**Exercise task**
Repeat the full listing, word for word.

--- Start Exercise materials ---

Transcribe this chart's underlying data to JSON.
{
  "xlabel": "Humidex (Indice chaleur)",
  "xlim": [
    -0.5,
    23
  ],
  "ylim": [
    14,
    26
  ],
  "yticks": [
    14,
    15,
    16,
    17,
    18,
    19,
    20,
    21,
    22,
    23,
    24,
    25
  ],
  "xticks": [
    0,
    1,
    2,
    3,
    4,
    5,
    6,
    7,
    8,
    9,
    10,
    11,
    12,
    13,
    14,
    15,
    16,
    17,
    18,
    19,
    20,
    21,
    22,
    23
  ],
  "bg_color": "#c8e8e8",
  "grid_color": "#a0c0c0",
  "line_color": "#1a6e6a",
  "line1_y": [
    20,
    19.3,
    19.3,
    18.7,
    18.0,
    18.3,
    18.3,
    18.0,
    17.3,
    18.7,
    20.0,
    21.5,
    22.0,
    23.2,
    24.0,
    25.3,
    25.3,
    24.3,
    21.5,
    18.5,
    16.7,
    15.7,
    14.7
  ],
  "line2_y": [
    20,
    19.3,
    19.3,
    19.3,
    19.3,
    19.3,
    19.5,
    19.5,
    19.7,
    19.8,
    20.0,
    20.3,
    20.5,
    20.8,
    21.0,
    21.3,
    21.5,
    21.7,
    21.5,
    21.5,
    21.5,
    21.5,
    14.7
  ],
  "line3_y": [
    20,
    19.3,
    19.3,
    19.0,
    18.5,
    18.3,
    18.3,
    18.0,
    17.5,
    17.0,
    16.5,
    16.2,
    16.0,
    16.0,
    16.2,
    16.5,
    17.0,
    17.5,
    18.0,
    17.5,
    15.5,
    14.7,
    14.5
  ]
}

--- End Exercise materials ---

**Task response**
Transcribe this chart's underlying data to JSON.
{
  "xlabel": "Humidex (Indice chaleur)",
  "xlim": [
    -0.5,
    23
  ],
  "ylim": [
    14,
    26
  ],
  "yticks": [
    14,
    15,
    16,
    17,
    18,
    19,
    20,
    21,
    22,
    23,
    24,
    25
  ],
  "xticks": [
    0,
    1,
    2,
    3,
    4,
    5,
    6,
    7,
    8,
    9,
    10,
    11,
    12,
    13,
    14,
    15,
    16,
    17,
    18,
    19,
    20,
    21,
    22,
    23
  ],
  "bg_color": "#c8e8e8",
  "grid_color": "#a0c0c0",
  "line_color": "#1a6e6a",
  "line1_y": [
    20,
    19.3,
    19.3,
    18.7,
    18.0,
    18.3,
    18.3,
    18.0,
    17.3,
    18.7,
    20.0,
    21.5,
    22.0,
    23.2,
    24.0,
    25.3,
    25.3,
    24.3,
    21.5,
    18.5,
    16.7,
    15.7,
    14.7
  ],
  "line2_y": [
    20,
    19.3,
    19.3,
    19.3,
    19.3,
    19.3,
    19.5,
    19.5,
    19.7,
    19.8,
    20.0,
    20.3,
    20.5,
    20.8,
    21.0,
    21.3,
    21.5,
    21.7,
    21.5,
    21.5,
    21.5,
    21.5,
    14.7
  ],
  "line3_y": [
    20,
    19.3,
    19.3,
    19.0,
    18.5,
    18.3,
    18.3,
    18.0,
    17.5,
    17.0,
    16.5,
    16.2,
    16.0,
    16.0,
    16.2,
    16.5,
    17.0,
    17.5,
    18.0,
    17.5,
    15.5,
    14.7,
    14.5
  ]
}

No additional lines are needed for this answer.